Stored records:
■ ■ ■

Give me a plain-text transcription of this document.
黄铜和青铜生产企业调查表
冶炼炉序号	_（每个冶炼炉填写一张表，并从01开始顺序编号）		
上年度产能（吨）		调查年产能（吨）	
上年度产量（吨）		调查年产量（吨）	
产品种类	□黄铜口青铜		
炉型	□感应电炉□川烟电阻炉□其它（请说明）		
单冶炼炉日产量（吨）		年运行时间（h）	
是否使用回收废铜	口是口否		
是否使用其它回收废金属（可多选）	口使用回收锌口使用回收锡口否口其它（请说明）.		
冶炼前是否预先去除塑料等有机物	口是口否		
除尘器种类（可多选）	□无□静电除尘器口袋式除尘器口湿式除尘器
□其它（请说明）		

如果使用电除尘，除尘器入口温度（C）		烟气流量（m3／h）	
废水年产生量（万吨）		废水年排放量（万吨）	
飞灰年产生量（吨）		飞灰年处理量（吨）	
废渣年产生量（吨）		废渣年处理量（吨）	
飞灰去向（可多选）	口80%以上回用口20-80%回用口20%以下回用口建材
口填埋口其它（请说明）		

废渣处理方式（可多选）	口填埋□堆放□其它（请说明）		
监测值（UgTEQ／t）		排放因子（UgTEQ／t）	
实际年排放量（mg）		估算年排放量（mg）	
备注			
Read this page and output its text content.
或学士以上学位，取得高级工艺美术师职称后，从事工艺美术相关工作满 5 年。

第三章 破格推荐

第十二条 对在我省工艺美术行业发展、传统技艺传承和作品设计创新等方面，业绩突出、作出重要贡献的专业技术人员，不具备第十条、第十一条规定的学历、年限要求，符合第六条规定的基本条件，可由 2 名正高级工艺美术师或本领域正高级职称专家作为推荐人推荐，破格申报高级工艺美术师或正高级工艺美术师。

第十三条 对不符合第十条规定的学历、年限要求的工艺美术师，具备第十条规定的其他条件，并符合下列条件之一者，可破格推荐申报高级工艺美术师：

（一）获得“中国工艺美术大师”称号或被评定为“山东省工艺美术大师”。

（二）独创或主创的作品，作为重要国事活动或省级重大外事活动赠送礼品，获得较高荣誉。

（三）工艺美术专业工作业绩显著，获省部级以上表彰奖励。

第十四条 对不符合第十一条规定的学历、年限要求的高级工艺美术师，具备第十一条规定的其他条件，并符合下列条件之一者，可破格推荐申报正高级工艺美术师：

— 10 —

■ ■ ■

- **Exercise directions**:
Keep only the lines that hold the string "口是口否", and copy them out.

- **Exercise solution**:
是否使用回收废铜	口是口否		
冶炼前是否预先去除塑料等有机物	口是口否		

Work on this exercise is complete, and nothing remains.